* _TO DO_: Copy out all the lines in the records that include the word "JSON".

(Data tied to figure images)
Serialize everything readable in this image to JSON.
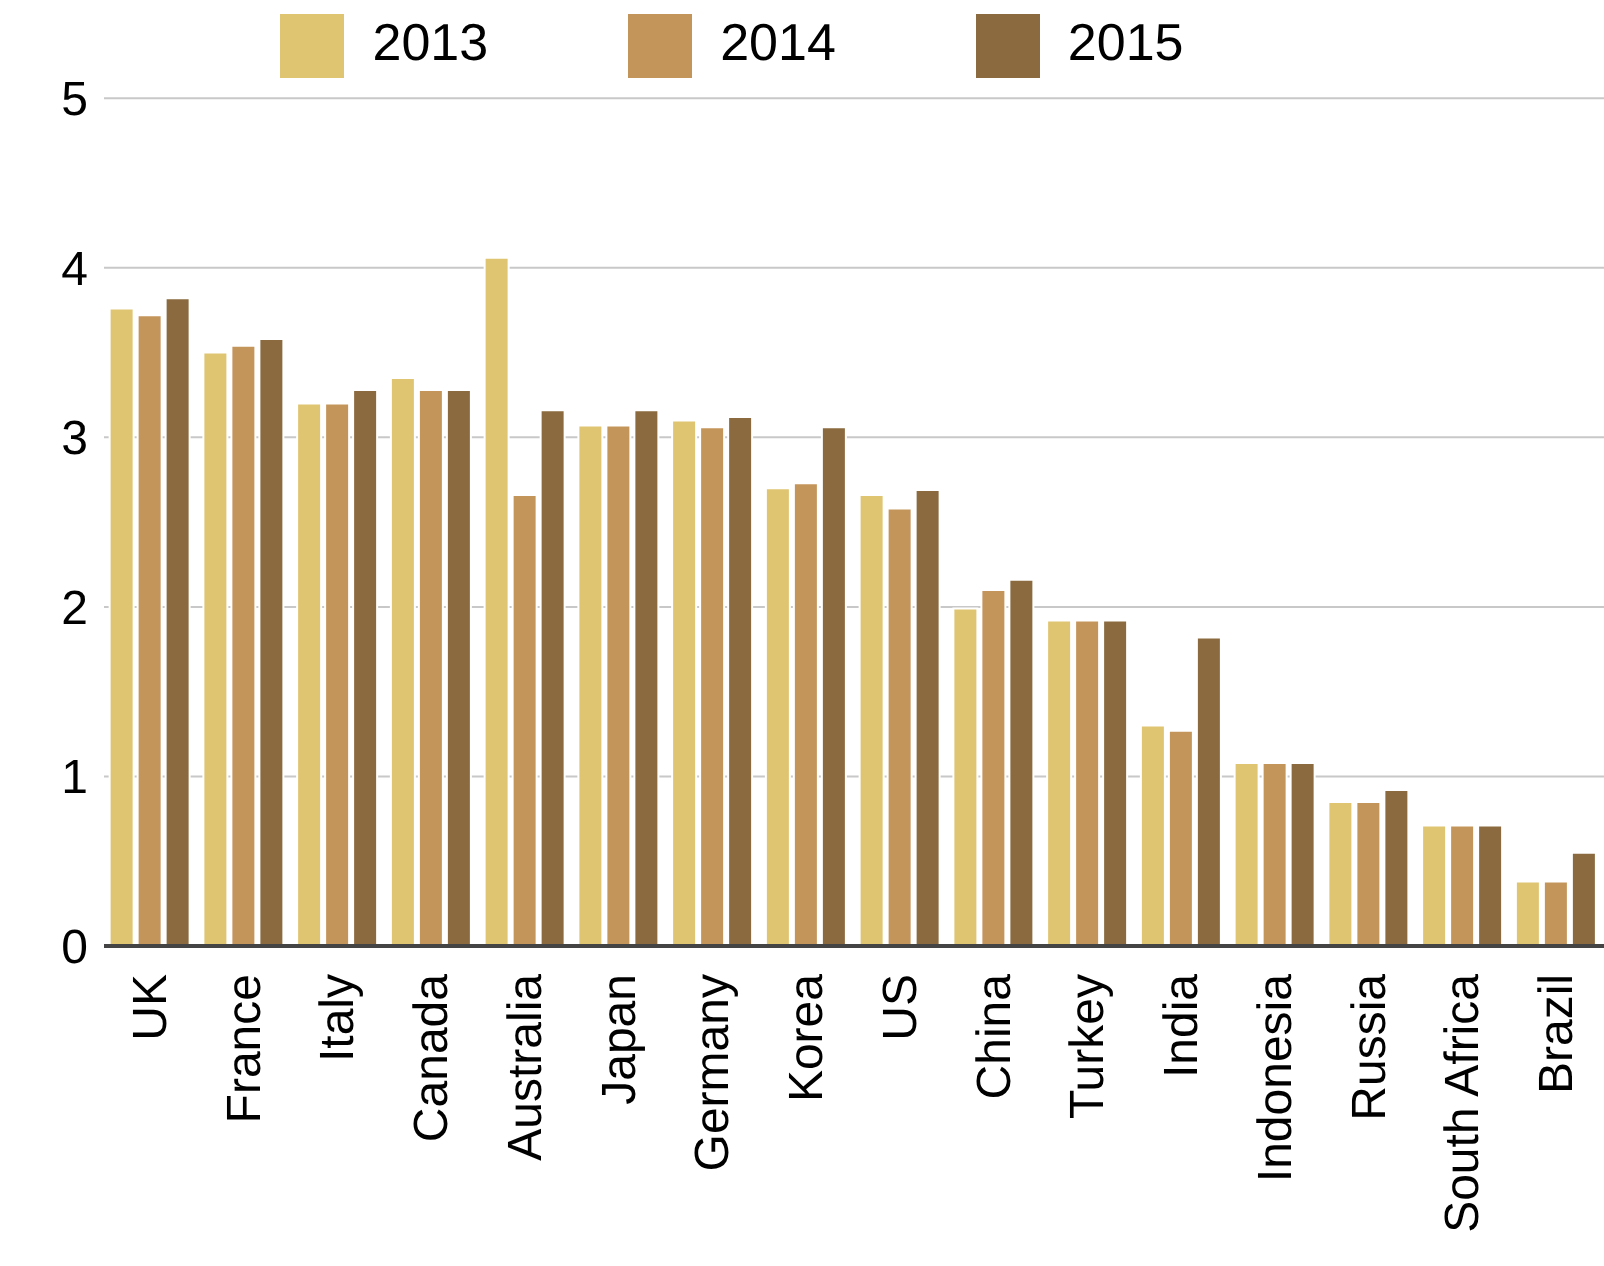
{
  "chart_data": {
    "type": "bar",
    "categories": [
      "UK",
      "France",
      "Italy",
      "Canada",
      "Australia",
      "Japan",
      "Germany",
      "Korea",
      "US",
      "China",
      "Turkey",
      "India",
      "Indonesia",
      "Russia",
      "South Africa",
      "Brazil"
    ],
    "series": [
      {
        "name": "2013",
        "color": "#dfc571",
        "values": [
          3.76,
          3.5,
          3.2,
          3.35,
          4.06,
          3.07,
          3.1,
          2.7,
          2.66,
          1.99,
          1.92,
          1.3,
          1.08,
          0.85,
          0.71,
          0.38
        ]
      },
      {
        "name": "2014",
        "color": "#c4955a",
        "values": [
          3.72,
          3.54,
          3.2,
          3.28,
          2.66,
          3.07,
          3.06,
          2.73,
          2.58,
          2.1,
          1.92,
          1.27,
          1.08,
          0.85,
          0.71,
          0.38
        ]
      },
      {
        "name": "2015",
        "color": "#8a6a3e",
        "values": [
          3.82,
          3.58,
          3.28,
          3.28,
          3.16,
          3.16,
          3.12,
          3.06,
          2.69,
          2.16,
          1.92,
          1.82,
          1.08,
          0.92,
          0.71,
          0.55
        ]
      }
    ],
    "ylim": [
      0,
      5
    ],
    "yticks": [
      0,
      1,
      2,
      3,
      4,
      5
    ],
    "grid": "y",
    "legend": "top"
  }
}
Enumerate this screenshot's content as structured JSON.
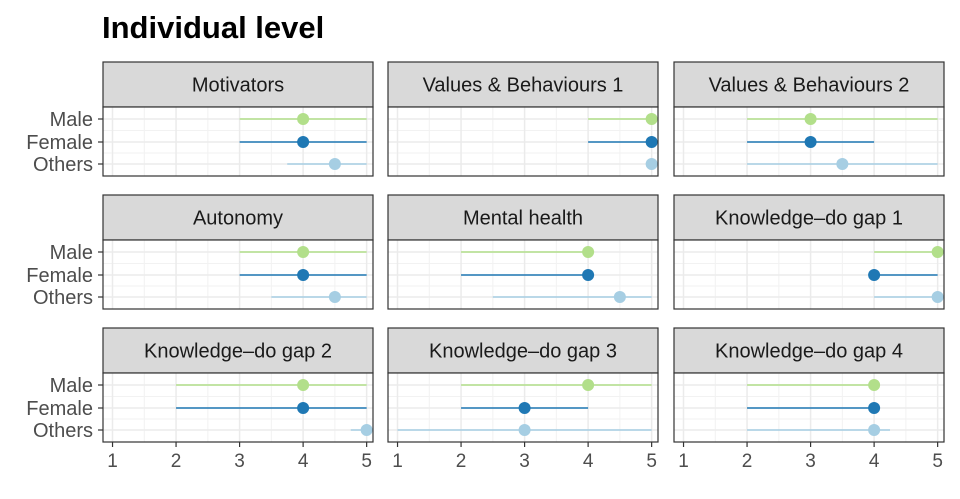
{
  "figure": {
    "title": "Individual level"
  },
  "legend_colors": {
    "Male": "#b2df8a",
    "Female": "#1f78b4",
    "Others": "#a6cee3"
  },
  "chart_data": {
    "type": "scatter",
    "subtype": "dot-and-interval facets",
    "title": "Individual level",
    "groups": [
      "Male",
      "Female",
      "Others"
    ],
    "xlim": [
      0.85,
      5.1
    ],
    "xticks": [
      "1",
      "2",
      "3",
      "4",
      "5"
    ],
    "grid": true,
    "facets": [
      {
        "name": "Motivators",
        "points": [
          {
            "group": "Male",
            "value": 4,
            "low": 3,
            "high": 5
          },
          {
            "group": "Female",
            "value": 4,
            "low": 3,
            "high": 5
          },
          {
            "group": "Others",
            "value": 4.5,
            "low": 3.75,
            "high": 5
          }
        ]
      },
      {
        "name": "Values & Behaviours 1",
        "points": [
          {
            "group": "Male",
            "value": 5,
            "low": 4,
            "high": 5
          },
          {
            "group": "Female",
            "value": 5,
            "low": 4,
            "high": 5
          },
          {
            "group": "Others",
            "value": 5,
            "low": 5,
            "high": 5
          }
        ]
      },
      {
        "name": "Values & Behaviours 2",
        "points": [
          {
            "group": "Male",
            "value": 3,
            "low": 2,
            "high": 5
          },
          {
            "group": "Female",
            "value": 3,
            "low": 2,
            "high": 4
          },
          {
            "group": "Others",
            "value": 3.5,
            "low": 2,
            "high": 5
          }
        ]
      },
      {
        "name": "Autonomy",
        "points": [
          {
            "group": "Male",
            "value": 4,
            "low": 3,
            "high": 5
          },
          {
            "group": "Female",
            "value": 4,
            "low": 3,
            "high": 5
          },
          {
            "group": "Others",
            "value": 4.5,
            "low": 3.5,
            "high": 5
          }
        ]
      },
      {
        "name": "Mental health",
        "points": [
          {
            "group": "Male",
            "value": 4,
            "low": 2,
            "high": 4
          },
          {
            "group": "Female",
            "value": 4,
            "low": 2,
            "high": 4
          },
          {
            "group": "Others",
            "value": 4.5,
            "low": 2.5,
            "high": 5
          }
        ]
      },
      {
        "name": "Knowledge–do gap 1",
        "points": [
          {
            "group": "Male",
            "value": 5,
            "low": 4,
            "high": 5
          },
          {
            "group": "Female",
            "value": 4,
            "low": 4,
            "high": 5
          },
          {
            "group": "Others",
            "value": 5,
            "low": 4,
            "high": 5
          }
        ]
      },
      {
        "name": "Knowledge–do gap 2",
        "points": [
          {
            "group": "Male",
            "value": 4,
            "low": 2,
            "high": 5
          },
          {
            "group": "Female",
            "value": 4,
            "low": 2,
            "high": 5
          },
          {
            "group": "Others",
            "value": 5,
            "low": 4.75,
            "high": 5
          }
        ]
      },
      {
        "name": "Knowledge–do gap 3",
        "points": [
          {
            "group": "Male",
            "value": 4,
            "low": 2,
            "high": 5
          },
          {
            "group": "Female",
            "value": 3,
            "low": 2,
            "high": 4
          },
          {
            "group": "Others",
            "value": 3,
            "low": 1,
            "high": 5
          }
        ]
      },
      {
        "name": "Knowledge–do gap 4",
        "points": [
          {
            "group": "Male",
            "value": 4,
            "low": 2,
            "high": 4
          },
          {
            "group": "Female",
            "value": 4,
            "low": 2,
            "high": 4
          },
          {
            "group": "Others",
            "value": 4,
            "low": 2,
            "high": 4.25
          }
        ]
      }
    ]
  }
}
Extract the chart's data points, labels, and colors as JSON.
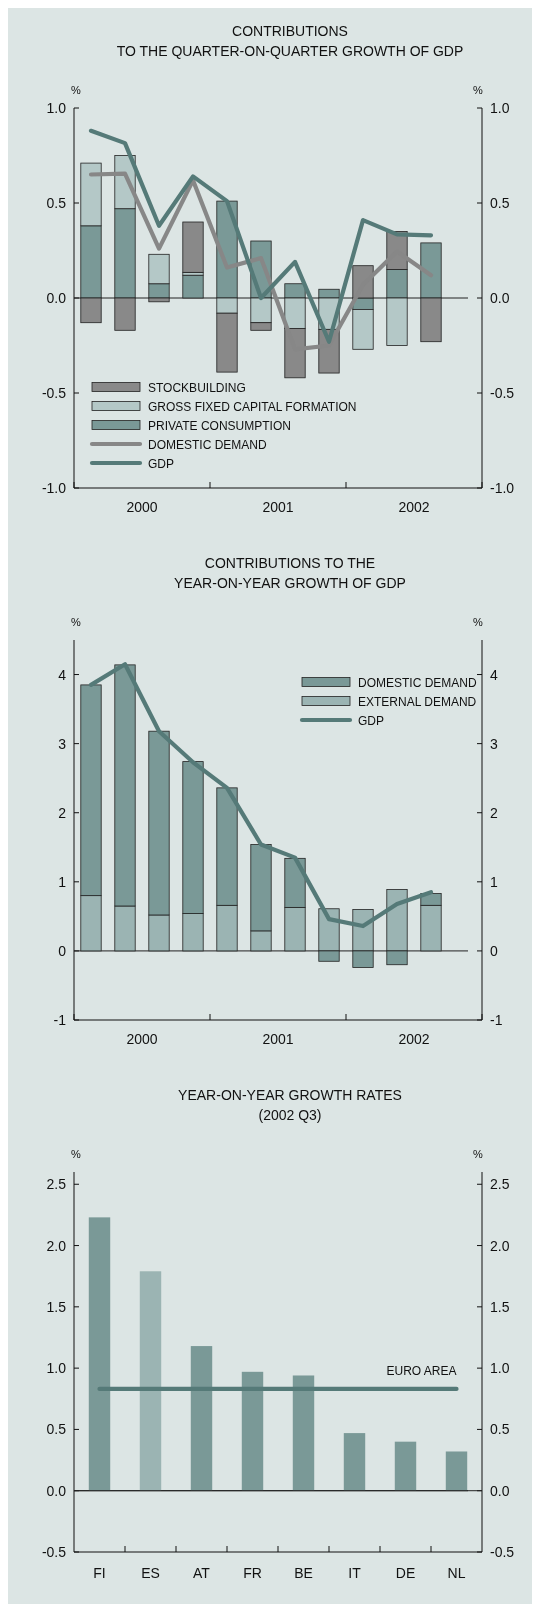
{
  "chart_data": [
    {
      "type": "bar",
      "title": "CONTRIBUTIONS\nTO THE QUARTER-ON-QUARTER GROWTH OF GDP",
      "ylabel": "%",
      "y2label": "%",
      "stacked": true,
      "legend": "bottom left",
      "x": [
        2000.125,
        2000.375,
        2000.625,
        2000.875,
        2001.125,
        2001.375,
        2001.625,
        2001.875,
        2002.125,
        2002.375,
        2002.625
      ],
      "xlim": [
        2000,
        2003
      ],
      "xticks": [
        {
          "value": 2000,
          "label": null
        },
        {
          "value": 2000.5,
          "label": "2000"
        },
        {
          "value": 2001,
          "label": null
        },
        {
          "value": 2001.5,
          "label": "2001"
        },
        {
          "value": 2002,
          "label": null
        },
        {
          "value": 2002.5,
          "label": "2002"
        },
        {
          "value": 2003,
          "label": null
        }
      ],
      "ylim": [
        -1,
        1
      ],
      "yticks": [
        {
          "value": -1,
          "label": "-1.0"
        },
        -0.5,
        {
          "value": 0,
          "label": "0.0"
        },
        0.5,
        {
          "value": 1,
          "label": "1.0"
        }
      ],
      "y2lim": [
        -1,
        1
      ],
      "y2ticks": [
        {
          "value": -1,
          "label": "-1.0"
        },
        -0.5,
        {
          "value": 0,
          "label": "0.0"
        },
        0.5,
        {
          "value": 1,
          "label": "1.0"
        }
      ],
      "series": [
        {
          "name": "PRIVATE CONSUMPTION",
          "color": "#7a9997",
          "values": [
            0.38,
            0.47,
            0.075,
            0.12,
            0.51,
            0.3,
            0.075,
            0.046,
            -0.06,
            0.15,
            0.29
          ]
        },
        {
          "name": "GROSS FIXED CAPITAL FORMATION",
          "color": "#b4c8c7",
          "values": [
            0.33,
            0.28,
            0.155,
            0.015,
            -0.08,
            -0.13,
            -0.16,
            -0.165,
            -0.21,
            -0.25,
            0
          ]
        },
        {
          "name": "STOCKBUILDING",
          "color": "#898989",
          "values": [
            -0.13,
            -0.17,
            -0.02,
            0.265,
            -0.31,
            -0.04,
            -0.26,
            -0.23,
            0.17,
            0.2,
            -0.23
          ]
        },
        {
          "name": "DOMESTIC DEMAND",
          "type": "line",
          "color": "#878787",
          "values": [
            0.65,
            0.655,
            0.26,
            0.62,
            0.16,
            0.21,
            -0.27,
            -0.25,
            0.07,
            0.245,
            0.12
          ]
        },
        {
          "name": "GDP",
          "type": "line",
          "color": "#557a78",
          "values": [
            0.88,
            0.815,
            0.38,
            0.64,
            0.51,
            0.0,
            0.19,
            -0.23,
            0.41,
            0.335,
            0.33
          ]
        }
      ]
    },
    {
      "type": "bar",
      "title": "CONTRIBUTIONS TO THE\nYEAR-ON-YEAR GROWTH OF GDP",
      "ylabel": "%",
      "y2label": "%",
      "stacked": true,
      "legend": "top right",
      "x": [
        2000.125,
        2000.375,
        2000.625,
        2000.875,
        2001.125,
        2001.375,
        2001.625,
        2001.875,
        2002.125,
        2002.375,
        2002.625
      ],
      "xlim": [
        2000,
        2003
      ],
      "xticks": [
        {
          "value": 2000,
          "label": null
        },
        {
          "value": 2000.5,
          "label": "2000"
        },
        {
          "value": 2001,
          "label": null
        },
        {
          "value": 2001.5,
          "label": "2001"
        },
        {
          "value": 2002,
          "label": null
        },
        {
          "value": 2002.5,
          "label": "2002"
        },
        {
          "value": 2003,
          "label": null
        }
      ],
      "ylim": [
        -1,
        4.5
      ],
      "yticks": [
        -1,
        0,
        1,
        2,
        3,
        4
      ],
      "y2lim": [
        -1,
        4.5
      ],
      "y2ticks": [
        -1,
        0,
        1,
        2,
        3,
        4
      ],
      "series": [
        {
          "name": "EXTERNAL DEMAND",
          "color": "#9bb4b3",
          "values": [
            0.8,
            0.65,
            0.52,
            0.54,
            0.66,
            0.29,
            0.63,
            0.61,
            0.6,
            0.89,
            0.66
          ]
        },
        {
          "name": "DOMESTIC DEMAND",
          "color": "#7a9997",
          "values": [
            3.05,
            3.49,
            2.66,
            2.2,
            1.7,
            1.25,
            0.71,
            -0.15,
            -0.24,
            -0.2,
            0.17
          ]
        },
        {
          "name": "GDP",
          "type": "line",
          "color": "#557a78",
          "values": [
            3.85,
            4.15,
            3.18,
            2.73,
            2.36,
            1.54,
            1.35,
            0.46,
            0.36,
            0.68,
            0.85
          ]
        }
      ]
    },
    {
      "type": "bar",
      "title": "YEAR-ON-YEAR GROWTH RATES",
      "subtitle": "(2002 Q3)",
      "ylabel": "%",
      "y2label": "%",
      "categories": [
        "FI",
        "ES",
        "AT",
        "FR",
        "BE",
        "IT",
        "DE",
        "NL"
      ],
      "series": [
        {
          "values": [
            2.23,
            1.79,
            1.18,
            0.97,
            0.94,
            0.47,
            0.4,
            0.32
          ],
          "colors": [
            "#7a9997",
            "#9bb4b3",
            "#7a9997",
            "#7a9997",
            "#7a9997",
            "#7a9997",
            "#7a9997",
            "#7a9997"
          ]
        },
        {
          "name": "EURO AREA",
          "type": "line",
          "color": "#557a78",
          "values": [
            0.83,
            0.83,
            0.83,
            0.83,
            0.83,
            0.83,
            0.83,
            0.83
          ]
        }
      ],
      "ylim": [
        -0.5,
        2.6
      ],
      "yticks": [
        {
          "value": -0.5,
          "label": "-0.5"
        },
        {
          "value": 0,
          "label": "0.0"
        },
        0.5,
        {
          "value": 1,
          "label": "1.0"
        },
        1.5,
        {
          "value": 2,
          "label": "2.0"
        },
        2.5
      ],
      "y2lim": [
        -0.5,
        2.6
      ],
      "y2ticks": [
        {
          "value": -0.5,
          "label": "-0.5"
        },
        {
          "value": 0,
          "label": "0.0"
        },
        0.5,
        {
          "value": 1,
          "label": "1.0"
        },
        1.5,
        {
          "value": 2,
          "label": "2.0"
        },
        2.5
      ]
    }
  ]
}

* _EXERCISE RESULT_:
Serialize everything readable in this image to JSON.
Enumerate this screenshot's content as structured JSON.
Extract the chart's data points, labels, and colors as JSON.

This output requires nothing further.